═════ Listed entries ═════

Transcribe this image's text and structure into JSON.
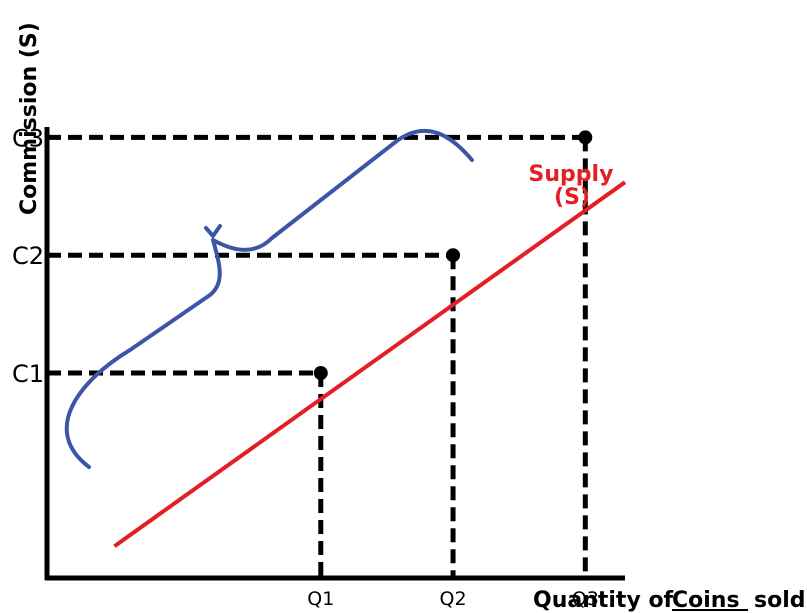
{
  "chart_data": {
    "type": "line",
    "ylabel": "Commission  (S)",
    "xlabel_prefix": "Quantity of",
    "xlabel_emphasis": "Coins",
    "xlabel_suffix": "sold",
    "x_ticks": [
      "Q1",
      "Q2",
      "Q3"
    ],
    "y_ticks": [
      "C1",
      "C2",
      "C3"
    ],
    "xlim": [
      -1.07,
      3.3
    ],
    "ylim": [
      -0.74,
      3.08
    ],
    "series": [
      {
        "name": "Supply\n(S)",
        "label_line1": "Supply",
        "label_line2": "(S)",
        "color": "#e31e24",
        "x": [
          -0.56,
          3.3
        ],
        "y": [
          -0.47,
          2.62
        ],
        "points": [
          {
            "x": 1,
            "y": 1
          },
          {
            "x": 2,
            "y": 2
          },
          {
            "x": 3,
            "y": 3
          }
        ]
      }
    ],
    "guides": "dashed",
    "annotation": {
      "type": "brace",
      "color": "#3b56a6"
    }
  }
}
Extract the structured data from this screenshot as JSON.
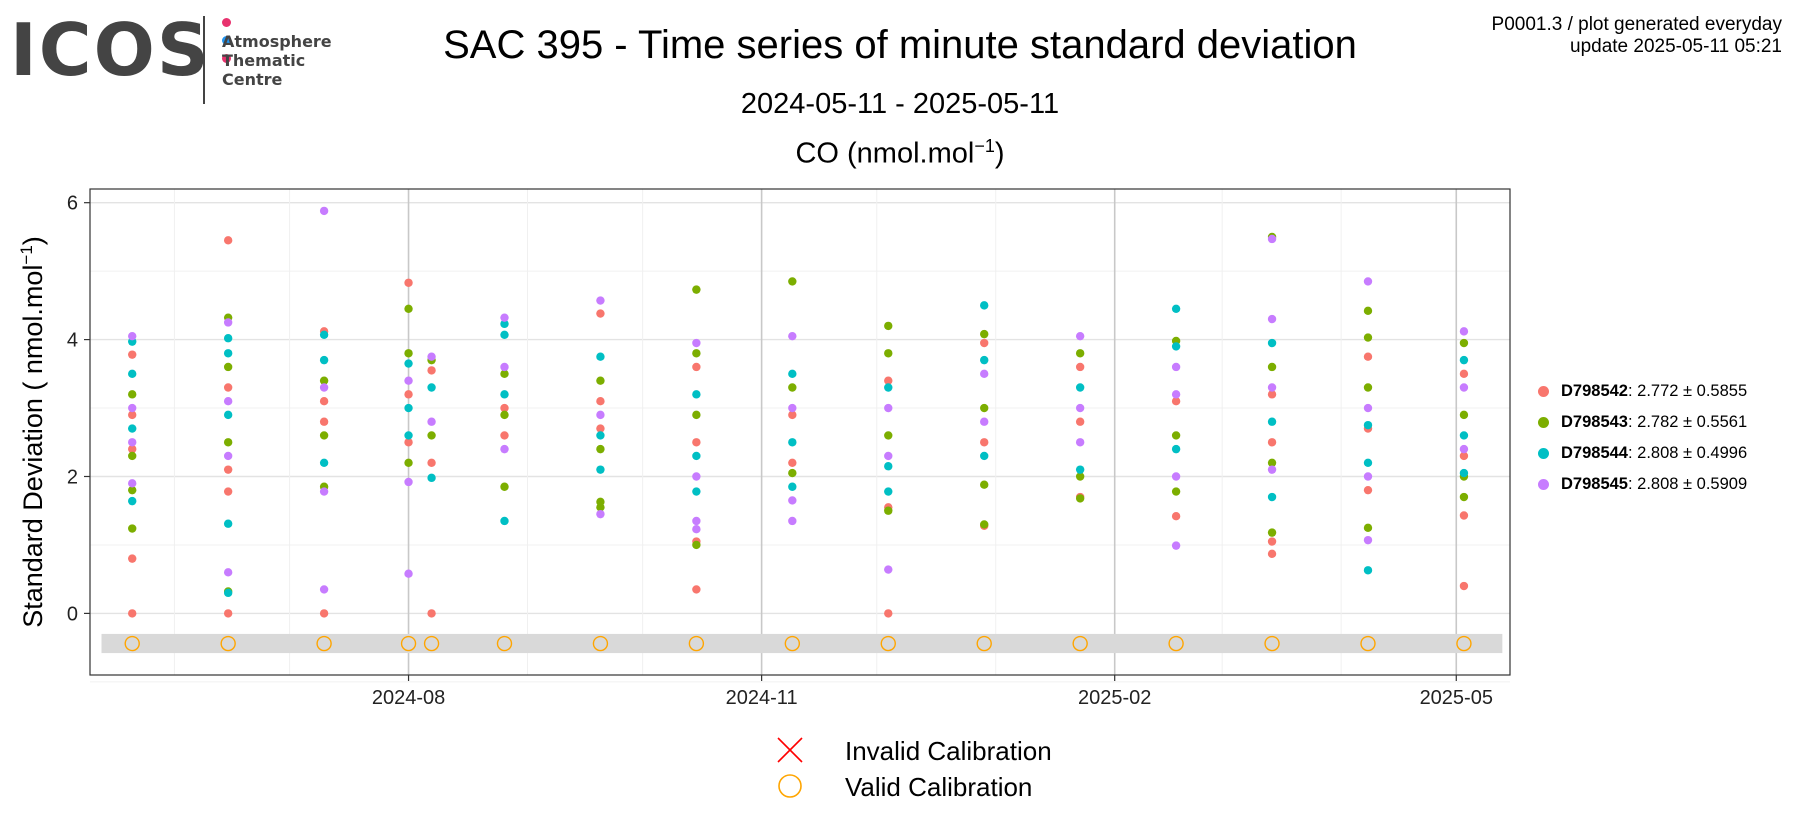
{
  "header": {
    "logo": {
      "word": "ICOS",
      "line1": "Atmosphere",
      "line2": "Thematic",
      "line3": "Centre",
      "dot_colors": [
        "#e8326e",
        "#2196f3",
        "#e8326e"
      ]
    },
    "title": "SAC 395 - Time series of minute standard deviation",
    "subtitle": "2024-05-11 - 2025-05-11",
    "panel_title_main": "CO (nmol.mol",
    "panel_title_sup": "−1",
    "panel_title_end": ")",
    "meta_line1": "P0001.3 / plot generated everyday",
    "meta_line2": "update  2025-05-11 05:21"
  },
  "legend": {
    "items": [
      {
        "name": "D798542",
        "stat": ": 2.772 ± 0.5855",
        "color": "#f8766d"
      },
      {
        "name": "D798543",
        "stat": ": 2.782 ± 0.5561",
        "color": "#7cae00"
      },
      {
        "name": "D798544",
        "stat": ": 2.808 ± 0.4996",
        "color": "#00bfc4"
      },
      {
        "name": "D798545",
        "stat": ": 2.808 ± 0.5909",
        "color": "#c77cff"
      }
    ]
  },
  "calibration_legend": {
    "invalid_label": "Invalid Calibration",
    "valid_label": "Valid Calibration",
    "invalid_color": "#ff0000",
    "valid_color": "#ffa500"
  },
  "chart_data": {
    "type": "scatter",
    "title": "CO (nmol.mol⁻¹)",
    "ylabel_main": "Standard Deviation ( nmol.mol",
    "ylabel_sup": "−1",
    "ylabel_end": ")",
    "xlabel": "",
    "x_axis": "date",
    "xlim": [
      "2024-05-10",
      "2025-05-15"
    ],
    "ylim": [
      -0.9,
      6.2
    ],
    "yticks": [
      0,
      2,
      4,
      6
    ],
    "xticks": [
      {
        "date": "2024-08-01",
        "label": "2024-08"
      },
      {
        "date": "2024-11-01",
        "label": "2024-11"
      },
      {
        "date": "2025-02-01",
        "label": "2025-02"
      },
      {
        "date": "2025-05-01",
        "label": "2025-05"
      }
    ],
    "grid": true,
    "legend_position": "right",
    "calibration_band": [
      -0.58,
      -0.3
    ],
    "valid_calibrations": [
      "2024-05-21",
      "2024-06-15",
      "2024-07-10",
      "2024-08-01",
      "2024-08-07",
      "2024-08-26",
      "2024-09-20",
      "2024-10-15",
      "2024-11-09",
      "2024-12-04",
      "2024-12-29",
      "2025-01-23",
      "2025-02-17",
      "2025-03-14",
      "2025-04-08",
      "2025-05-03"
    ],
    "invalid_calibrations": [],
    "series": [
      {
        "name": "D798542",
        "color": "#f8766d",
        "points": [
          [
            "2024-05-21",
            0.0
          ],
          [
            "2024-05-21",
            0.8
          ],
          [
            "2024-05-21",
            3.78
          ],
          [
            "2024-05-21",
            2.4
          ],
          [
            "2024-05-21",
            2.9
          ],
          [
            "2024-06-15",
            0.0
          ],
          [
            "2024-06-15",
            1.78
          ],
          [
            "2024-06-15",
            5.45
          ],
          [
            "2024-06-15",
            2.1
          ],
          [
            "2024-06-15",
            3.3
          ],
          [
            "2024-07-10",
            0.0
          ],
          [
            "2024-07-10",
            4.12
          ],
          [
            "2024-07-10",
            2.8
          ],
          [
            "2024-07-10",
            3.1
          ],
          [
            "2024-08-01",
            4.83
          ],
          [
            "2024-08-01",
            2.5
          ],
          [
            "2024-08-01",
            3.2
          ],
          [
            "2024-08-07",
            0.0
          ],
          [
            "2024-08-07",
            3.55
          ],
          [
            "2024-08-07",
            2.2
          ],
          [
            "2024-08-26",
            2.6
          ],
          [
            "2024-08-26",
            3.0
          ],
          [
            "2024-09-20",
            4.38
          ],
          [
            "2024-09-20",
            3.1
          ],
          [
            "2024-09-20",
            2.7
          ],
          [
            "2024-10-15",
            0.35
          ],
          [
            "2024-10-15",
            1.05
          ],
          [
            "2024-10-15",
            3.6
          ],
          [
            "2024-10-15",
            2.5
          ],
          [
            "2024-11-09",
            2.9
          ],
          [
            "2024-11-09",
            2.2
          ],
          [
            "2024-12-04",
            0.0
          ],
          [
            "2024-12-04",
            1.55
          ],
          [
            "2024-12-04",
            3.4
          ],
          [
            "2024-12-29",
            1.28
          ],
          [
            "2024-12-29",
            3.95
          ],
          [
            "2024-12-29",
            2.5
          ],
          [
            "2025-01-23",
            1.7
          ],
          [
            "2025-01-23",
            3.6
          ],
          [
            "2025-01-23",
            2.8
          ],
          [
            "2025-02-17",
            1.42
          ],
          [
            "2025-02-17",
            3.1
          ],
          [
            "2025-03-14",
            0.87
          ],
          [
            "2025-03-14",
            1.05
          ],
          [
            "2025-03-14",
            3.2
          ],
          [
            "2025-03-14",
            2.5
          ],
          [
            "2025-04-08",
            1.8
          ],
          [
            "2025-04-08",
            3.75
          ],
          [
            "2025-04-08",
            2.7
          ],
          [
            "2025-05-03",
            0.4
          ],
          [
            "2025-05-03",
            1.43
          ],
          [
            "2025-05-03",
            3.5
          ],
          [
            "2025-05-03",
            2.3
          ]
        ]
      },
      {
        "name": "D798543",
        "color": "#7cae00",
        "points": [
          [
            "2024-05-21",
            1.24
          ],
          [
            "2024-05-21",
            1.8
          ],
          [
            "2024-05-21",
            2.3
          ],
          [
            "2024-05-21",
            3.2
          ],
          [
            "2024-06-15",
            0.32
          ],
          [
            "2024-06-15",
            4.32
          ],
          [
            "2024-06-15",
            2.5
          ],
          [
            "2024-06-15",
            3.6
          ],
          [
            "2024-07-10",
            1.85
          ],
          [
            "2024-07-10",
            2.6
          ],
          [
            "2024-07-10",
            3.4
          ],
          [
            "2024-08-01",
            4.45
          ],
          [
            "2024-08-01",
            3.8
          ],
          [
            "2024-08-01",
            2.2
          ],
          [
            "2024-08-07",
            3.7
          ],
          [
            "2024-08-07",
            2.6
          ],
          [
            "2024-08-26",
            1.85
          ],
          [
            "2024-08-26",
            3.5
          ],
          [
            "2024-08-26",
            2.9
          ],
          [
            "2024-09-20",
            1.55
          ],
          [
            "2024-09-20",
            1.63
          ],
          [
            "2024-09-20",
            3.4
          ],
          [
            "2024-09-20",
            2.4
          ],
          [
            "2024-10-15",
            1.0
          ],
          [
            "2024-10-15",
            4.73
          ],
          [
            "2024-10-15",
            3.8
          ],
          [
            "2024-10-15",
            2.9
          ],
          [
            "2024-11-09",
            4.85
          ],
          [
            "2024-11-09",
            2.05
          ],
          [
            "2024-11-09",
            3.3
          ],
          [
            "2024-12-04",
            1.5
          ],
          [
            "2024-12-04",
            4.2
          ],
          [
            "2024-12-04",
            3.8
          ],
          [
            "2024-12-04",
            2.6
          ],
          [
            "2024-12-29",
            1.3
          ],
          [
            "2024-12-29",
            1.88
          ],
          [
            "2024-12-29",
            4.08
          ],
          [
            "2024-12-29",
            3.0
          ],
          [
            "2025-01-23",
            1.68
          ],
          [
            "2025-01-23",
            2.0
          ],
          [
            "2025-01-23",
            3.8
          ],
          [
            "2025-02-17",
            1.78
          ],
          [
            "2025-02-17",
            3.98
          ],
          [
            "2025-02-17",
            2.6
          ],
          [
            "2025-03-14",
            1.18
          ],
          [
            "2025-03-14",
            5.5
          ],
          [
            "2025-03-14",
            2.2
          ],
          [
            "2025-03-14",
            3.6
          ],
          [
            "2025-04-08",
            1.25
          ],
          [
            "2025-04-08",
            4.42
          ],
          [
            "2025-04-08",
            4.03
          ],
          [
            "2025-04-08",
            3.3
          ],
          [
            "2025-05-03",
            1.7
          ],
          [
            "2025-05-03",
            3.95
          ],
          [
            "2025-05-03",
            2.0
          ],
          [
            "2025-05-03",
            2.9
          ]
        ]
      },
      {
        "name": "D798544",
        "color": "#00bfc4",
        "points": [
          [
            "2024-05-21",
            1.64
          ],
          [
            "2024-05-21",
            3.97
          ],
          [
            "2024-05-21",
            2.7
          ],
          [
            "2024-05-21",
            3.5
          ],
          [
            "2024-06-15",
            0.3
          ],
          [
            "2024-06-15",
            1.31
          ],
          [
            "2024-06-15",
            4.02
          ],
          [
            "2024-06-15",
            3.8
          ],
          [
            "2024-06-15",
            2.9
          ],
          [
            "2024-07-10",
            4.07
          ],
          [
            "2024-07-10",
            3.7
          ],
          [
            "2024-07-10",
            2.2
          ],
          [
            "2024-08-01",
            3.65
          ],
          [
            "2024-08-01",
            2.6
          ],
          [
            "2024-08-01",
            3.0
          ],
          [
            "2024-08-07",
            1.98
          ],
          [
            "2024-08-07",
            3.3
          ],
          [
            "2024-08-26",
            1.35
          ],
          [
            "2024-08-26",
            4.07
          ],
          [
            "2024-08-26",
            4.23
          ],
          [
            "2024-08-26",
            3.2
          ],
          [
            "2024-09-20",
            2.1
          ],
          [
            "2024-09-20",
            3.75
          ],
          [
            "2024-09-20",
            2.6
          ],
          [
            "2024-10-15",
            1.78
          ],
          [
            "2024-10-15",
            2.3
          ],
          [
            "2024-10-15",
            3.2
          ],
          [
            "2024-11-09",
            1.85
          ],
          [
            "2024-11-09",
            3.5
          ],
          [
            "2024-11-09",
            2.5
          ],
          [
            "2024-12-04",
            1.78
          ],
          [
            "2024-12-04",
            2.15
          ],
          [
            "2024-12-04",
            3.3
          ],
          [
            "2024-12-29",
            4.5
          ],
          [
            "2024-12-29",
            3.7
          ],
          [
            "2024-12-29",
            2.3
          ],
          [
            "2025-01-23",
            2.1
          ],
          [
            "2025-01-23",
            3.3
          ],
          [
            "2025-02-17",
            4.45
          ],
          [
            "2025-02-17",
            3.9
          ],
          [
            "2025-02-17",
            2.4
          ],
          [
            "2025-03-14",
            1.7
          ],
          [
            "2025-03-14",
            3.95
          ],
          [
            "2025-03-14",
            2.8
          ],
          [
            "2025-04-08",
            0.63
          ],
          [
            "2025-04-08",
            2.75
          ],
          [
            "2025-04-08",
            2.2
          ],
          [
            "2025-05-03",
            2.05
          ],
          [
            "2025-05-03",
            3.7
          ],
          [
            "2025-05-03",
            2.6
          ]
        ]
      },
      {
        "name": "D798545",
        "color": "#c77cff",
        "points": [
          [
            "2024-05-21",
            4.05
          ],
          [
            "2024-05-21",
            1.9
          ],
          [
            "2024-05-21",
            3.0
          ],
          [
            "2024-05-21",
            2.5
          ],
          [
            "2024-06-15",
            0.6
          ],
          [
            "2024-06-15",
            4.25
          ],
          [
            "2024-06-15",
            2.3
          ],
          [
            "2024-06-15",
            3.1
          ],
          [
            "2024-07-10",
            0.35
          ],
          [
            "2024-07-10",
            5.88
          ],
          [
            "2024-07-10",
            1.78
          ],
          [
            "2024-07-10",
            3.3
          ],
          [
            "2024-08-01",
            0.58
          ],
          [
            "2024-08-01",
            1.92
          ],
          [
            "2024-08-01",
            3.4
          ],
          [
            "2024-08-07",
            3.75
          ],
          [
            "2024-08-07",
            2.8
          ],
          [
            "2024-08-26",
            4.32
          ],
          [
            "2024-08-26",
            2.4
          ],
          [
            "2024-08-26",
            3.6
          ],
          [
            "2024-09-20",
            1.45
          ],
          [
            "2024-09-20",
            4.57
          ],
          [
            "2024-09-20",
            2.9
          ],
          [
            "2024-10-15",
            1.23
          ],
          [
            "2024-10-15",
            1.35
          ],
          [
            "2024-10-15",
            3.95
          ],
          [
            "2024-10-15",
            2.0
          ],
          [
            "2024-11-09",
            1.35
          ],
          [
            "2024-11-09",
            1.65
          ],
          [
            "2024-11-09",
            4.05
          ],
          [
            "2024-11-09",
            3.0
          ],
          [
            "2024-12-04",
            0.64
          ],
          [
            "2024-12-04",
            2.3
          ],
          [
            "2024-12-04",
            3.0
          ],
          [
            "2024-12-29",
            3.5
          ],
          [
            "2024-12-29",
            2.8
          ],
          [
            "2025-01-23",
            4.05
          ],
          [
            "2025-01-23",
            3.0
          ],
          [
            "2025-01-23",
            2.5
          ],
          [
            "2025-02-17",
            0.99
          ],
          [
            "2025-02-17",
            3.6
          ],
          [
            "2025-02-17",
            2.0
          ],
          [
            "2025-02-17",
            3.2
          ],
          [
            "2025-03-14",
            5.47
          ],
          [
            "2025-03-14",
            4.3
          ],
          [
            "2025-03-14",
            2.1
          ],
          [
            "2025-03-14",
            3.3
          ],
          [
            "2025-04-08",
            1.07
          ],
          [
            "2025-04-08",
            4.85
          ],
          [
            "2025-04-08",
            2.0
          ],
          [
            "2025-04-08",
            3.0
          ],
          [
            "2025-05-03",
            4.12
          ],
          [
            "2025-05-03",
            3.3
          ],
          [
            "2025-05-03",
            2.4
          ]
        ]
      }
    ]
  }
}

═════

Count every line of the records that holds the string "this". Write only the total.

2